**Data for the task:**

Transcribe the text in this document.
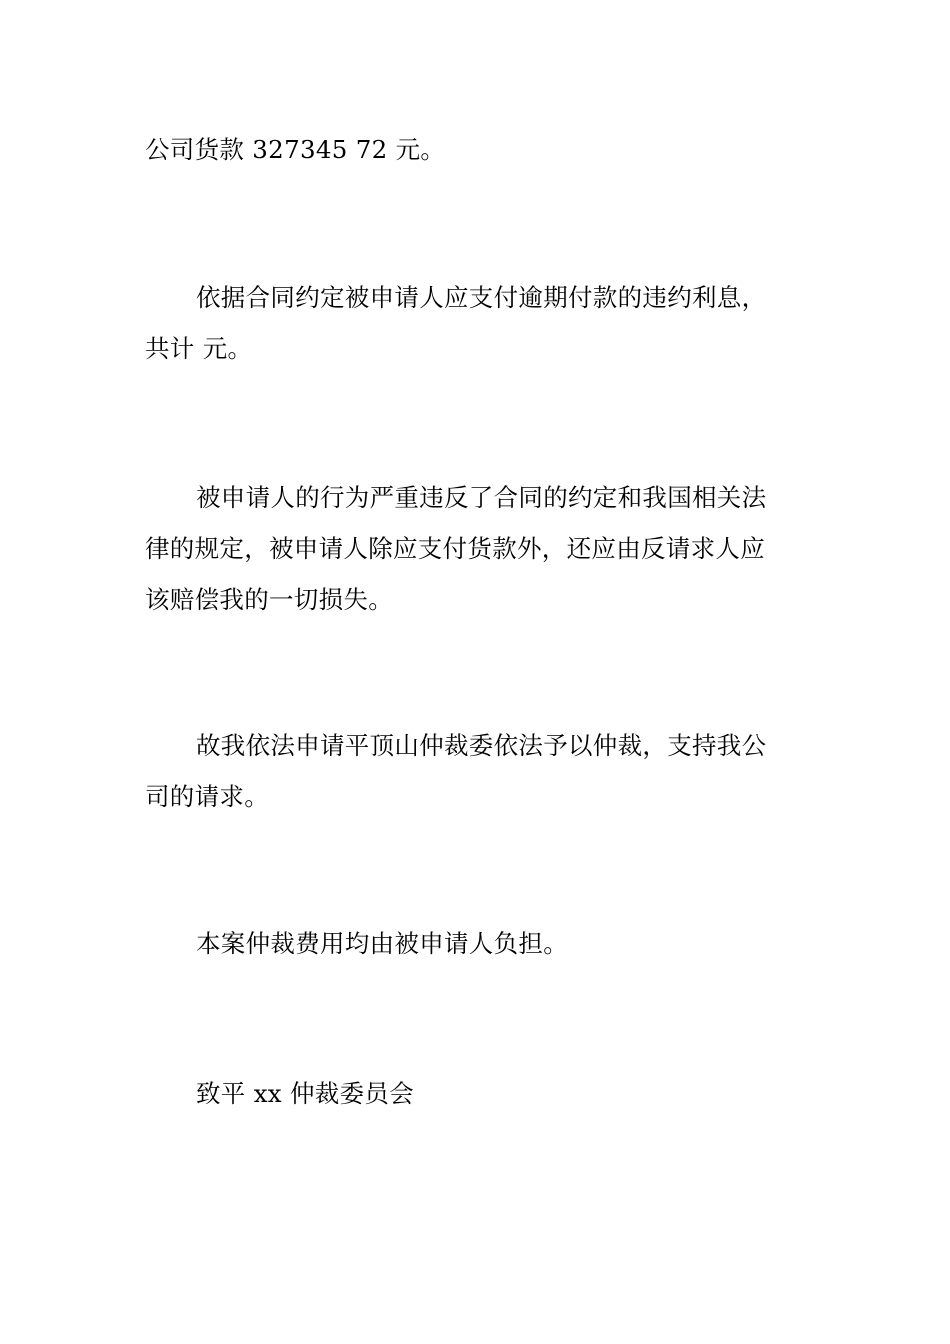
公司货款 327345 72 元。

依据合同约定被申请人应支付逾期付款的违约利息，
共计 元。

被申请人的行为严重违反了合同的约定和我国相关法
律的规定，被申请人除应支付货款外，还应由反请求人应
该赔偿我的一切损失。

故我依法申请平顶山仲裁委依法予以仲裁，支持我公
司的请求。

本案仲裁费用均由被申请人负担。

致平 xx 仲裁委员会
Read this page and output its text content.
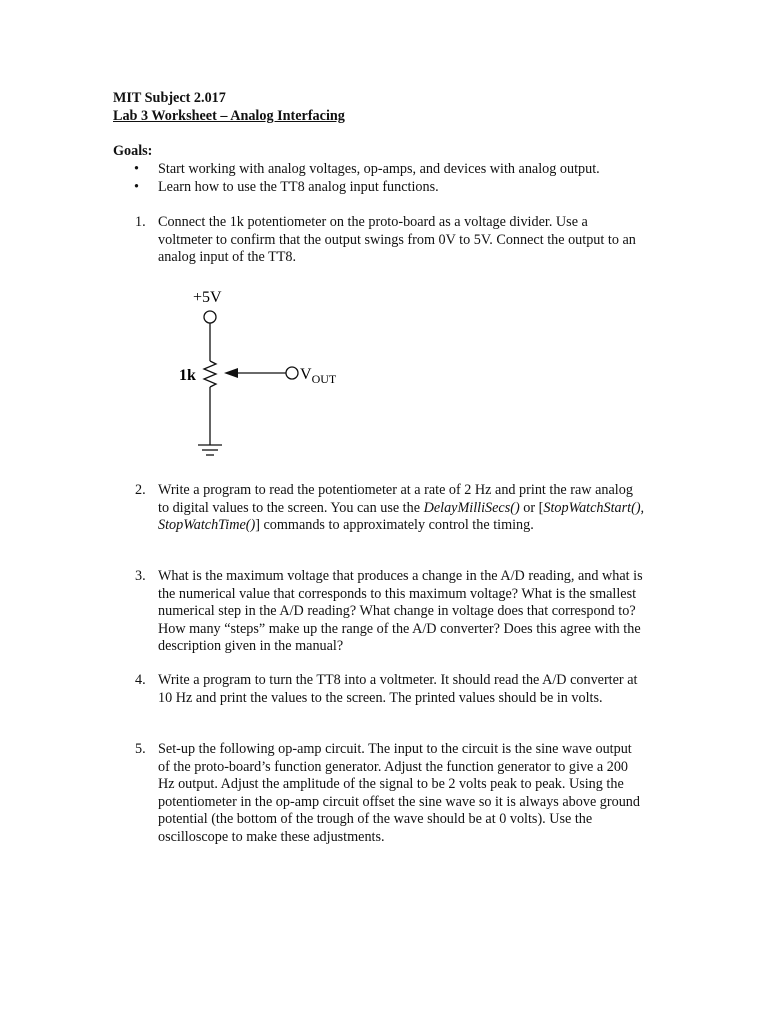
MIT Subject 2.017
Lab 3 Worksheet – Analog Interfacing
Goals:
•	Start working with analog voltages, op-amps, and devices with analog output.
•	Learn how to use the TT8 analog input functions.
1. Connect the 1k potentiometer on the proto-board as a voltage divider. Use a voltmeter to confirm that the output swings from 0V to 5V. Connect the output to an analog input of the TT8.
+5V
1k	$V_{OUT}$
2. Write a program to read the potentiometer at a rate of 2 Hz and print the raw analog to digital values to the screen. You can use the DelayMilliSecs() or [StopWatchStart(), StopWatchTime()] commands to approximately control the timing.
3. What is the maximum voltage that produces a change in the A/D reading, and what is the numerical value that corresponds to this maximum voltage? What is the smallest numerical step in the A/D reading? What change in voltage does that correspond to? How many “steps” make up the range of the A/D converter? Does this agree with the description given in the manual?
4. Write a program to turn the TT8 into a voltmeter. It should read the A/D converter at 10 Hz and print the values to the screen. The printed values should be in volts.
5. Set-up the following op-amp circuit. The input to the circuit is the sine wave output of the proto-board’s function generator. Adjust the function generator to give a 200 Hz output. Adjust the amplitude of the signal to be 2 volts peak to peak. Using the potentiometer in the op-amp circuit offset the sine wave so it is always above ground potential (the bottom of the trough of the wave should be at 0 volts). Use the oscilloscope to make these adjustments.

--

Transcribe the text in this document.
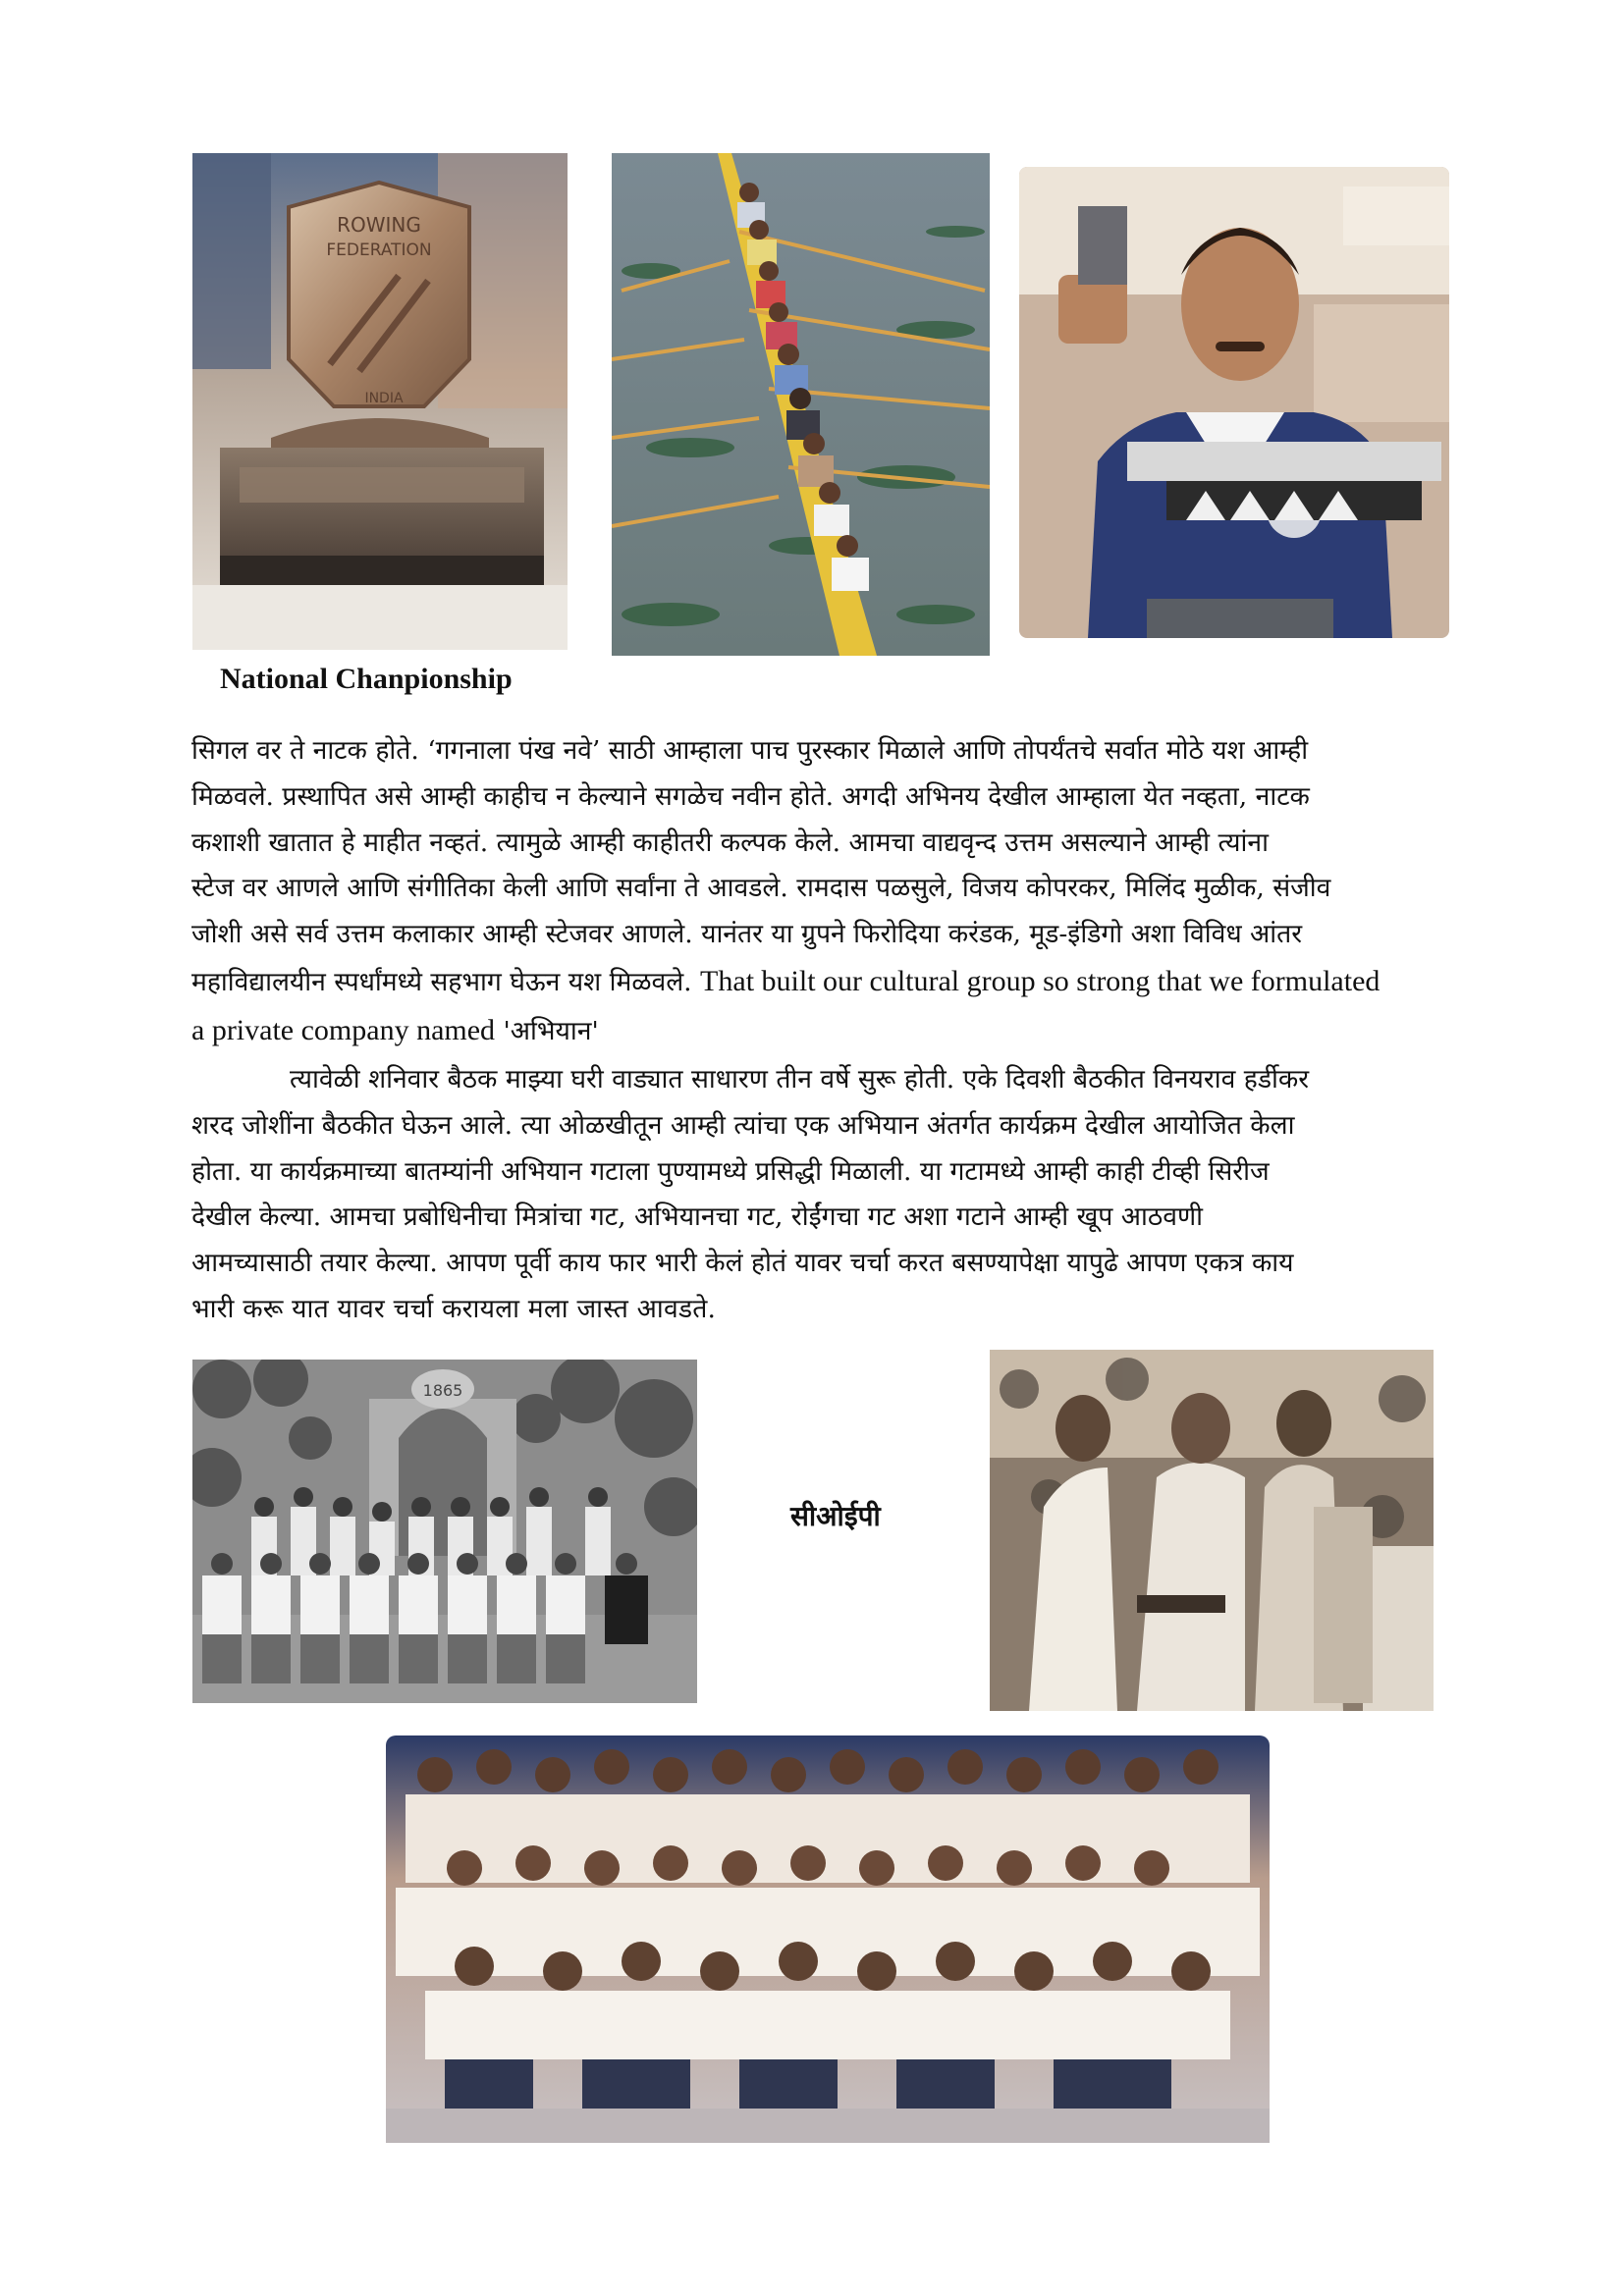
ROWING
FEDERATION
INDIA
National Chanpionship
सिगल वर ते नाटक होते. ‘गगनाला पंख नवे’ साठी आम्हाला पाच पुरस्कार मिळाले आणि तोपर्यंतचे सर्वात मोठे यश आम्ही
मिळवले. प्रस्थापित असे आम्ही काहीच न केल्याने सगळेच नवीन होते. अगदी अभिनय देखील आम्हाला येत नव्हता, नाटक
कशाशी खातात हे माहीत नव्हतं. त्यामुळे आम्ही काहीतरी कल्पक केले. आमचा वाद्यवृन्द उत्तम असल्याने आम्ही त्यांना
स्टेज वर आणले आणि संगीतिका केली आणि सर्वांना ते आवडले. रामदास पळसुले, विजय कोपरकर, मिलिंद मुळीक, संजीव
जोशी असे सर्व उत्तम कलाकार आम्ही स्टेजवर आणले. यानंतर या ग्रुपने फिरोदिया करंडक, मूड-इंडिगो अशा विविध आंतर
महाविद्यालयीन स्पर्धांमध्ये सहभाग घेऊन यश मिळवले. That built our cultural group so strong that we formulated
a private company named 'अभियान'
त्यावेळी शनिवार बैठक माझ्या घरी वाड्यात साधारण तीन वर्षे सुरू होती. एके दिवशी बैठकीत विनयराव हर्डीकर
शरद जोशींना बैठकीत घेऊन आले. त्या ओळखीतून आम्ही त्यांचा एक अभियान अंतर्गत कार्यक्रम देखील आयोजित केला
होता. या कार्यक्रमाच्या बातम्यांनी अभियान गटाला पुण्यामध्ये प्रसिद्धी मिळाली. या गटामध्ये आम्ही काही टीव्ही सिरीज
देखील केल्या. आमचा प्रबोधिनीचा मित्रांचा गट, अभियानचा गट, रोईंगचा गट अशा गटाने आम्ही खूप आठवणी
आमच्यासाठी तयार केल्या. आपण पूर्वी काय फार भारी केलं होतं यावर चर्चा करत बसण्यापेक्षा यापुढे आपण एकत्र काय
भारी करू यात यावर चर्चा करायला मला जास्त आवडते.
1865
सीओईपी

**Task brief:** Count every line of the material above that holds the string "print", then state only the total.

**Solved exercise:** 2